■ WHAT IS BEING ASKED ■
Report how many lines hold the word "Output"; give nothing but the number.

■ PROVIDED MATERIAL ■
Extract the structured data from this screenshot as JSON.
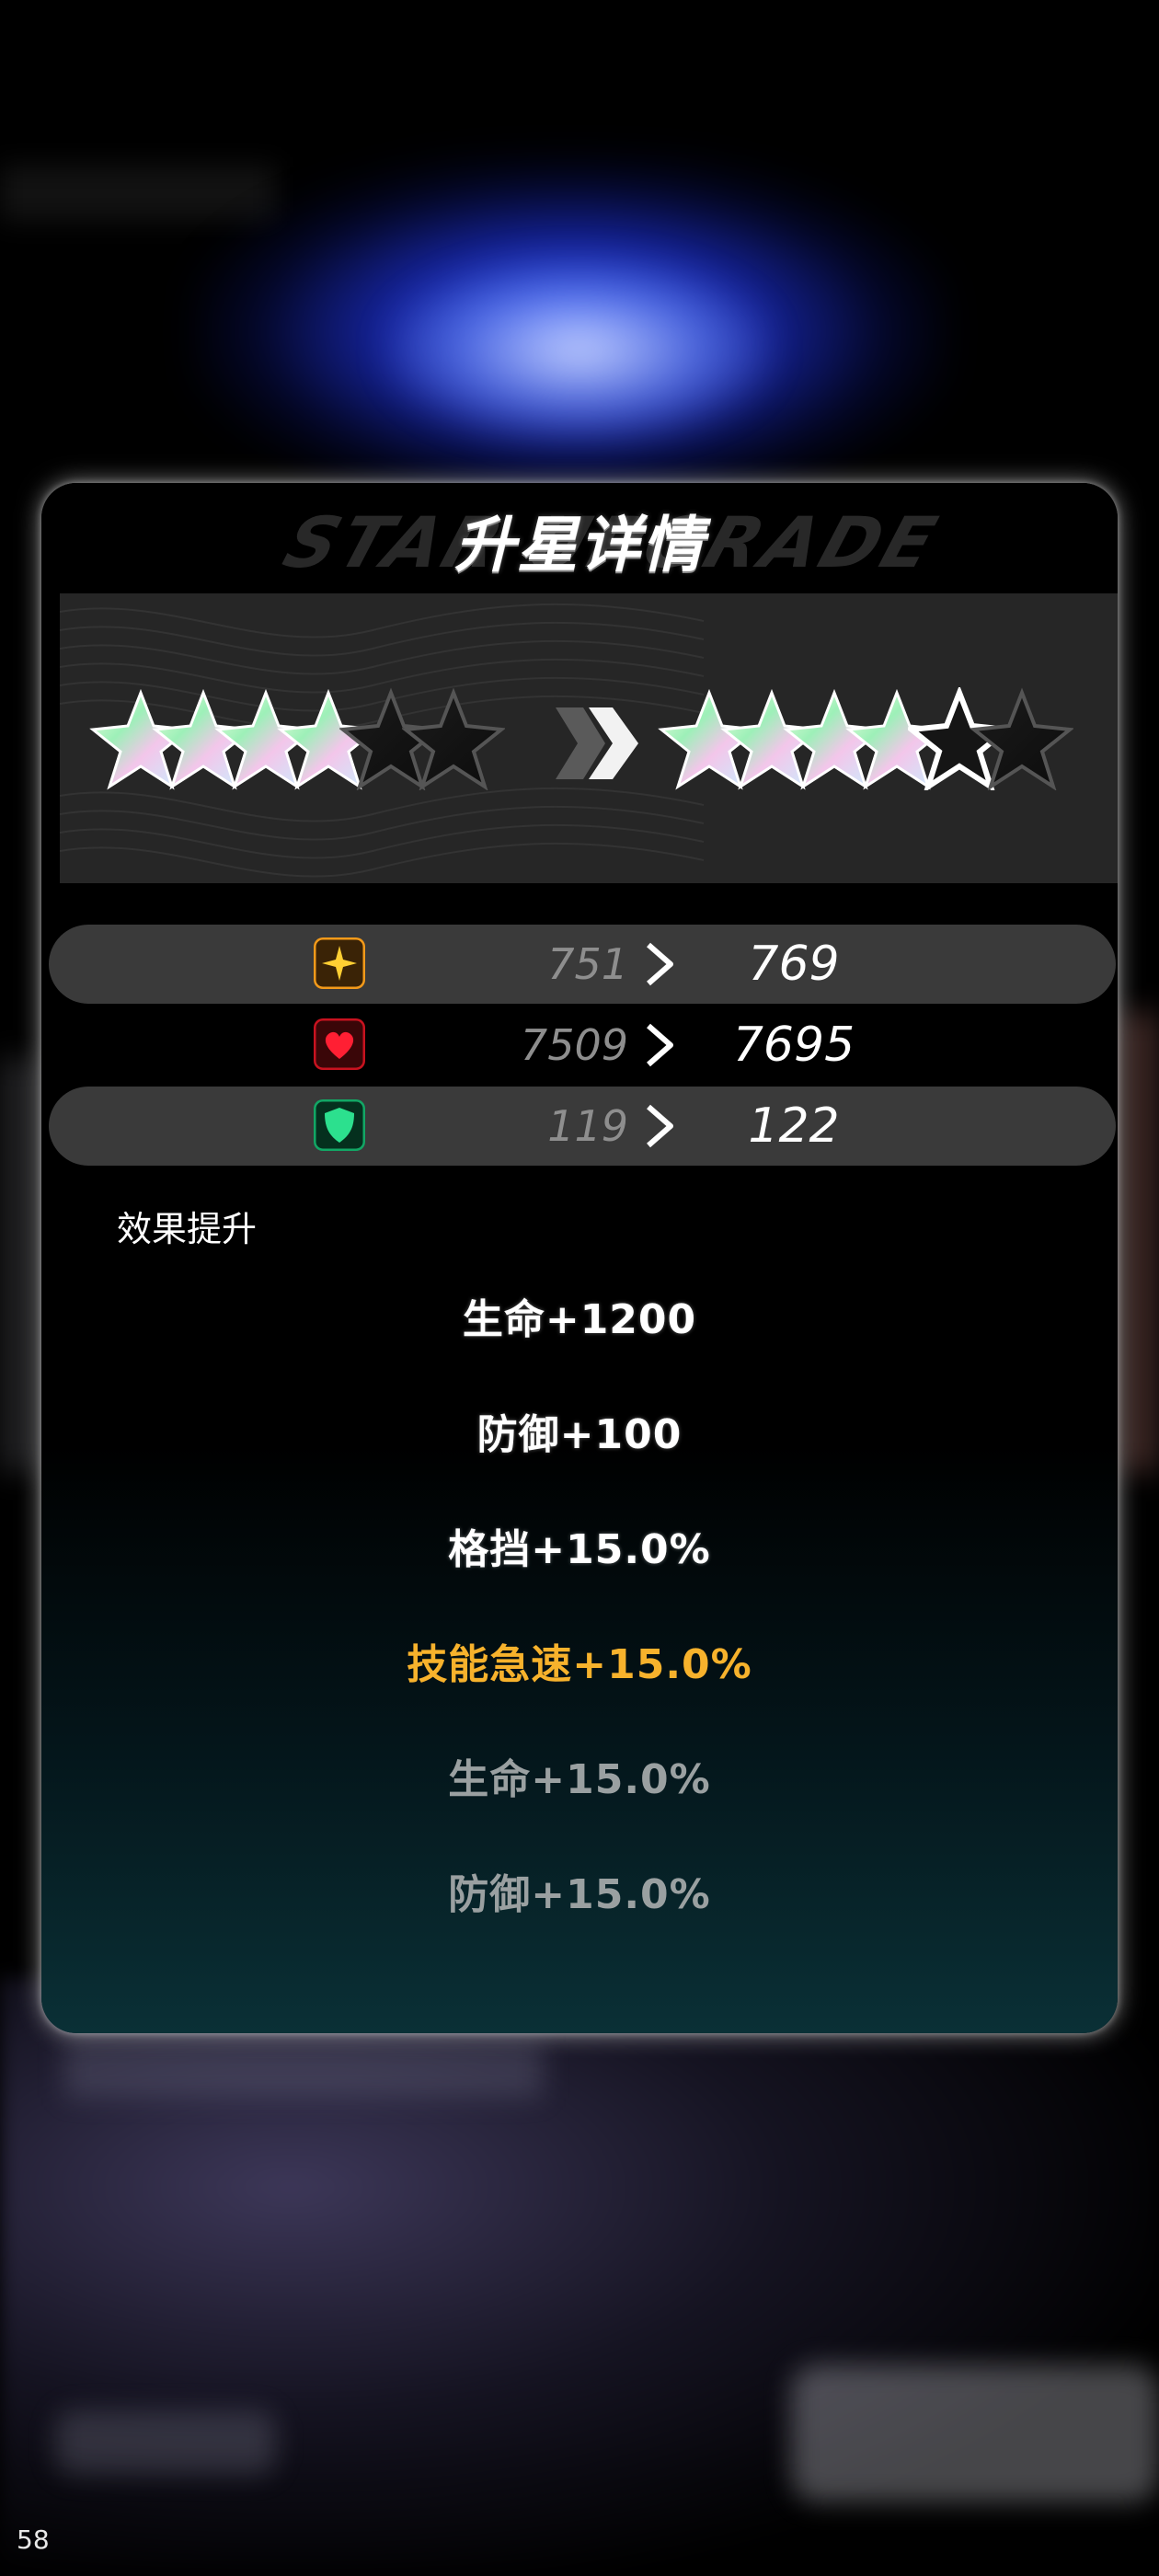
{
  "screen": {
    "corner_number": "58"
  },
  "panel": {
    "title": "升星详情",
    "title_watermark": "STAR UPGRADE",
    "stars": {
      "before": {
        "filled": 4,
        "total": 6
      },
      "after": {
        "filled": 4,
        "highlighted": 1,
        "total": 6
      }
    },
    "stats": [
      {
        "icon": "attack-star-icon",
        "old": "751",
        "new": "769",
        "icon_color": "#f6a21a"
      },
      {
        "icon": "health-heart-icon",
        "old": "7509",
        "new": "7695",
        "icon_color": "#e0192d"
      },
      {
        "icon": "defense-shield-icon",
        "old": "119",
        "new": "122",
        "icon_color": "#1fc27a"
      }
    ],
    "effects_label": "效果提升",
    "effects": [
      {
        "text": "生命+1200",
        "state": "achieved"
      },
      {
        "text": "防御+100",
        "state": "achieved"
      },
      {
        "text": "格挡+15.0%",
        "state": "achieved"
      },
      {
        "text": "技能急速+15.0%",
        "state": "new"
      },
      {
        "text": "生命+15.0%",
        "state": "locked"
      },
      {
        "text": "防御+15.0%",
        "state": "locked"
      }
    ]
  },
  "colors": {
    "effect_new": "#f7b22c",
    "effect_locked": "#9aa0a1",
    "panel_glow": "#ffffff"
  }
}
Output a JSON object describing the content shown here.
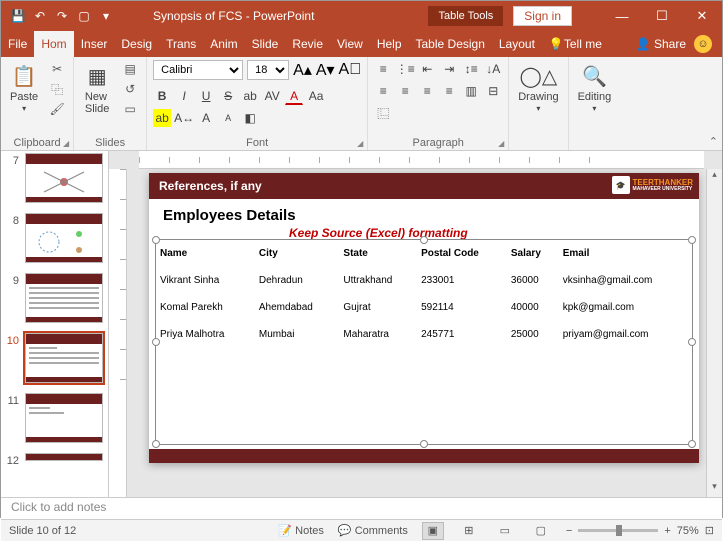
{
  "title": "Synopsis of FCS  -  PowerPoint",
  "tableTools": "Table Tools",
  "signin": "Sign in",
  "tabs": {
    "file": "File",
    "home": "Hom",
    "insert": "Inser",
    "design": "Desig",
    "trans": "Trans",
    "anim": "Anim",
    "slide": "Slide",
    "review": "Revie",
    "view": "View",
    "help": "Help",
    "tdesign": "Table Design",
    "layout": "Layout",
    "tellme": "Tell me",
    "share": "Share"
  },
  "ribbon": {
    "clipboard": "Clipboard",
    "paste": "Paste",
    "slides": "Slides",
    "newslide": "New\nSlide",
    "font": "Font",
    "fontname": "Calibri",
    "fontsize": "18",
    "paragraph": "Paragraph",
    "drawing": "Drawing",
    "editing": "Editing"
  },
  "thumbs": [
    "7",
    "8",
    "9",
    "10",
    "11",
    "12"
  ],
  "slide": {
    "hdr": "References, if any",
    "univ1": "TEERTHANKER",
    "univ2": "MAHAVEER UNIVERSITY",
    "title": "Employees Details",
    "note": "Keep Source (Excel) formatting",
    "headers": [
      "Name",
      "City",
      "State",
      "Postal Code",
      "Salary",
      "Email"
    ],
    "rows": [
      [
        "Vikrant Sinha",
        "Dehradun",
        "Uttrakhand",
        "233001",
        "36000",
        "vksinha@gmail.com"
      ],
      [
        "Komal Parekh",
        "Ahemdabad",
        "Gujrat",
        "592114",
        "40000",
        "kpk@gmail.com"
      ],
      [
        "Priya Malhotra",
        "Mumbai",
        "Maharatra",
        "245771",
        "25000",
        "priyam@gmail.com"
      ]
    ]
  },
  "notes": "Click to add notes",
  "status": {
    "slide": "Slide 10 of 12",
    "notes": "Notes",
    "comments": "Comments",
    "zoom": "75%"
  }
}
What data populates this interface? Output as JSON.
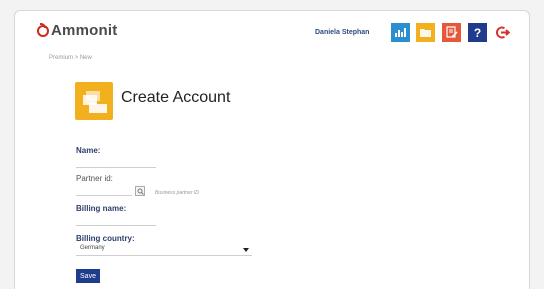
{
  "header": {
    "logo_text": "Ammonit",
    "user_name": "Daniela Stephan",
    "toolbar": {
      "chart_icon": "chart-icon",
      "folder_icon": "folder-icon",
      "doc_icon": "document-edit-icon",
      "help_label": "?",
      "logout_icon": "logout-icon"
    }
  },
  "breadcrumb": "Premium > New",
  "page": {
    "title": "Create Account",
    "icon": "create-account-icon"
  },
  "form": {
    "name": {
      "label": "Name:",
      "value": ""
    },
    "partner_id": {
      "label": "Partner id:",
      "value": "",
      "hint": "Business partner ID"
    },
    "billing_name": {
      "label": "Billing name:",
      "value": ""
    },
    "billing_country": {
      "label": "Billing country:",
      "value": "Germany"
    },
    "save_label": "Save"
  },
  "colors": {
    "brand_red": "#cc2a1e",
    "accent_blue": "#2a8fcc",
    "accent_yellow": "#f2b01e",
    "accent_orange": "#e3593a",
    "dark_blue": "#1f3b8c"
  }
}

■ FULL ANSWER ■
2